Return every record below exactly as written, but leave out the pictures.
----
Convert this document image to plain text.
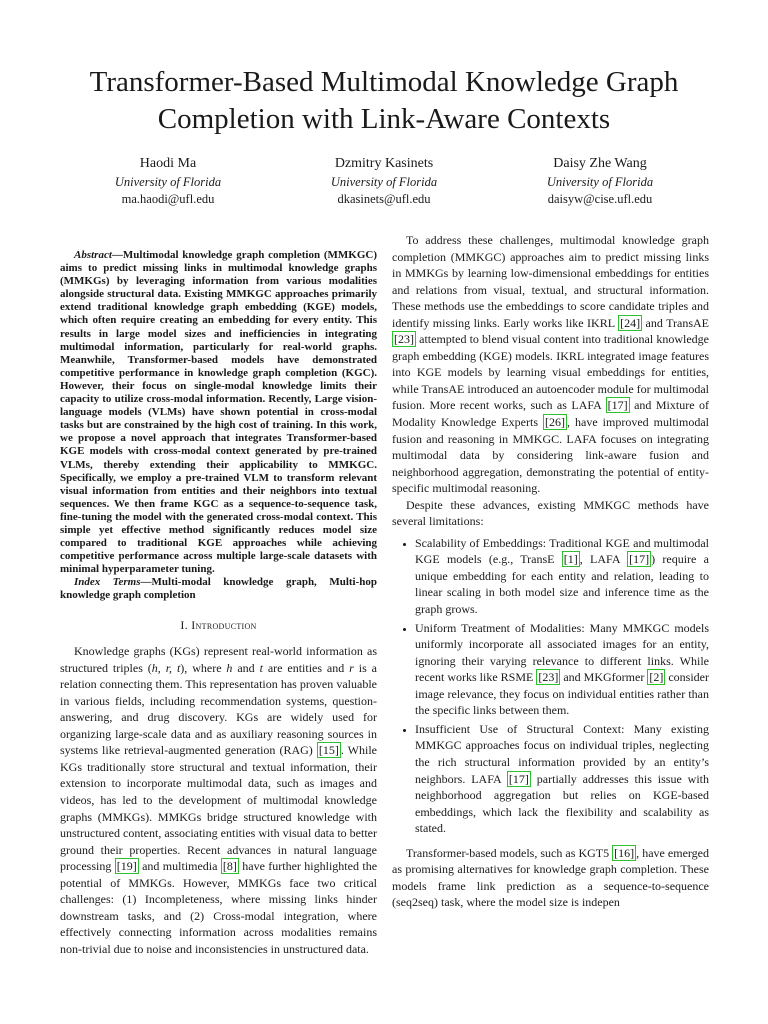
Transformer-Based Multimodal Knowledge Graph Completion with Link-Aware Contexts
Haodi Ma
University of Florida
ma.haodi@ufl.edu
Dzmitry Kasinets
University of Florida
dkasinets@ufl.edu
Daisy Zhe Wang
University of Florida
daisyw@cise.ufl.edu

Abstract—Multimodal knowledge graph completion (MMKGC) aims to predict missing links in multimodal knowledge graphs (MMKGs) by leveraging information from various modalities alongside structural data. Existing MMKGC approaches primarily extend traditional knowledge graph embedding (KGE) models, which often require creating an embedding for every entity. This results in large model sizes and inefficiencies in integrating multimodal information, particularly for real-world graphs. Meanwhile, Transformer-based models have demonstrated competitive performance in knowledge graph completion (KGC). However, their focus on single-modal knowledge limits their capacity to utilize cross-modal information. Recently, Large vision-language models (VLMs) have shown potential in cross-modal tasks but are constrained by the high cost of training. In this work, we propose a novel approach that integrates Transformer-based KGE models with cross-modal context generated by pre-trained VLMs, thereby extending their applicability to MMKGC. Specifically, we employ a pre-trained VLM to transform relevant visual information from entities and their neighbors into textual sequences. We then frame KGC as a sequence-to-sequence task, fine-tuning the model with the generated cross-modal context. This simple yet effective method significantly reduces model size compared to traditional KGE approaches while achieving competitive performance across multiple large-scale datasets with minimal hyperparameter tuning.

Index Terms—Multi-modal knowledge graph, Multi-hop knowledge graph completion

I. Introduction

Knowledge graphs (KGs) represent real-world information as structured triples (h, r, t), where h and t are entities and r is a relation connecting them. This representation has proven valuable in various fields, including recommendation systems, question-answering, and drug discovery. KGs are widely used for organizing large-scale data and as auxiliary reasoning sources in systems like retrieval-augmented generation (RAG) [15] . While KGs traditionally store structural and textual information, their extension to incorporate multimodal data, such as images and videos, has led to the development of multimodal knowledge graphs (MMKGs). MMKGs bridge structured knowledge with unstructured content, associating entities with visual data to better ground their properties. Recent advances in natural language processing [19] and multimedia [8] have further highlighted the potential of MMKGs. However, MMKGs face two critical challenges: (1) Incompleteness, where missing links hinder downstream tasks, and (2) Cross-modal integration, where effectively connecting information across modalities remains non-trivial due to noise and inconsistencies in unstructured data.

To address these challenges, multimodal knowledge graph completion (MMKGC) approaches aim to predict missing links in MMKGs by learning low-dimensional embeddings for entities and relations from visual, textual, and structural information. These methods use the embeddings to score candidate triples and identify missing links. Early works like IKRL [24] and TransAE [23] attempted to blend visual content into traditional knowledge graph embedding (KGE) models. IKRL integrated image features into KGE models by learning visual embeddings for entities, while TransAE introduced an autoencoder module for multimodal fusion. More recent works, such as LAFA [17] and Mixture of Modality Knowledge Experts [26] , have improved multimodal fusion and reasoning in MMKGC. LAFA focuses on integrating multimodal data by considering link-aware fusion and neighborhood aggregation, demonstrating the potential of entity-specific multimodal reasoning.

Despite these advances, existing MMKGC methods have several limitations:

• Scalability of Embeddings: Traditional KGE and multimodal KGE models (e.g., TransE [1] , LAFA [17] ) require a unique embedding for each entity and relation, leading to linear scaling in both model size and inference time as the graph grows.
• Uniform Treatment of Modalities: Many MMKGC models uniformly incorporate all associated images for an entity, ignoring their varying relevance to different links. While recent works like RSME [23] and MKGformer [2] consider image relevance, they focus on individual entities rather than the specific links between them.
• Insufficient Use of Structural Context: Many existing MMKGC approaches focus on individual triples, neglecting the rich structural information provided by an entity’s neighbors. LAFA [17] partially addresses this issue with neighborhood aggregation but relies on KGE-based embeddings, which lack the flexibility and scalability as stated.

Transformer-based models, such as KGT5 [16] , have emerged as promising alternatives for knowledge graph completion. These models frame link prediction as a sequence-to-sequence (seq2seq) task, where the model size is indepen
----
* [Exercise output]:
Convert this document image to plain text.
Transformer-Based Multimodal Knowledge Graph Completion with Link-Aware Contexts
Haodi Ma
University of Florida
ma.haodi@ufl.edu
Dzmitry Kasinets
University of Florida
dkasinets@ufl.edu
Daisy Zhe Wang
University of Florida
daisyw@cise.ufl.edu

Abstract—Multimodal knowledge graph completion (MMKGC) aims to predict missing links in multimodal knowledge graphs (MMKGs) by leveraging information from various modalities alongside structural data. Existing MMKGC approaches primarily extend traditional knowledge graph embedding (KGE) models, which often require creating an embedding for every entity. This results in large model sizes and inefficiencies in integrating multimodal information, particularly for real-world graphs. Meanwhile, Transformer-based models have demonstrated competitive performance in knowledge graph completion (KGC). However, their focus on single-modal knowledge limits their capacity to utilize cross-modal information. Recently, Large vision-language models (VLMs) have shown potential in cross-modal tasks but are constrained by the high cost of training. In this work, we propose a novel approach that integrates Transformer-based KGE models with cross-modal context generated by pre-trained VLMs, thereby extending their applicability to MMKGC. Specifically, we employ a pre-trained VLM to transform relevant visual information from entities and their neighbors into textual sequences. We then frame KGC as a sequence-to-sequence task, fine-tuning the model with the generated cross-modal context. This simple yet effective method significantly reduces model size compared to traditional KGE approaches while achieving competitive performance across multiple large-scale datasets with minimal hyperparameter tuning.

Index Terms—Multi-modal knowledge graph, Multi-hop knowledge graph completion

I. Introduction

Knowledge graphs (KGs) represent real-world information as structured triples (h, r, t), where h and t are entities and r is a relation connecting them. This representation has proven valuable in various fields, including recommendation systems, question-answering, and drug discovery. KGs are widely used for organizing large-scale data and as auxiliary reasoning sources in systems like retrieval-augmented generation (RAG) [15] . While KGs traditionally store structural and textual information, their extension to incorporate multimodal data, such as images and videos, has led to the development of multimodal knowledge graphs (MMKGs). MMKGs bridge structured knowledge with unstructured content, associating entities with visual data to better ground their properties. Recent advances in natural language processing [19] and multimedia [8] have further highlighted the potential of MMKGs. However, MMKGs face two critical challenges: (1) Incompleteness, where missing links hinder downstream tasks, and (2) Cross-modal integration, where effectively connecting information across modalities remains non-trivial due to noise and inconsistencies in unstructured data.

To address these challenges, multimodal knowledge graph completion (MMKGC) approaches aim to predict missing links in MMKGs by learning low-dimensional embeddings for entities and relations from visual, textual, and structural information. These methods use the embeddings to score candidate triples and identify missing links. Early works like IKRL [24] and TransAE [23] attempted to blend visual content into traditional knowledge graph embedding (KGE) models. IKRL integrated image features into KGE models by learning visual embeddings for entities, while TransAE introduced an autoencoder module for multimodal fusion. More recent works, such as LAFA [17] and Mixture of Modality Knowledge Experts [26] , have improved multimodal fusion and reasoning in MMKGC. LAFA focuses on integrating multimodal data by considering link-aware fusion and neighborhood aggregation, demonstrating the potential of entity-specific multimodal reasoning.

Despite these advances, existing MMKGC methods have several limitations:

• Scalability of Embeddings: Traditional KGE and multimodal KGE models (e.g., TransE [1] , LAFA [17] ) require a unique embedding for each entity and relation, leading to linear scaling in both model size and inference time as the graph grows.
• Uniform Treatment of Modalities: Many MMKGC models uniformly incorporate all associated images for an entity, ignoring their varying relevance to different links. While recent works like RSME [23] and MKGformer [2] consider image relevance, they focus on individual entities rather than the specific links between them.
• Insufficient Use of Structural Context: Many existing MMKGC approaches focus on individual triples, neglecting the rich structural information provided by an entity’s neighbors. LAFA [17] partially addresses this issue with neighborhood aggregation but relies on KGE-based embeddings, which lack the flexibility and scalability as stated.

Transformer-based models, such as KGT5 [16] , have emerged as promising alternatives for knowledge graph completion. These models frame link prediction as a sequence-to-sequence (seq2seq) task, where the model size is indepen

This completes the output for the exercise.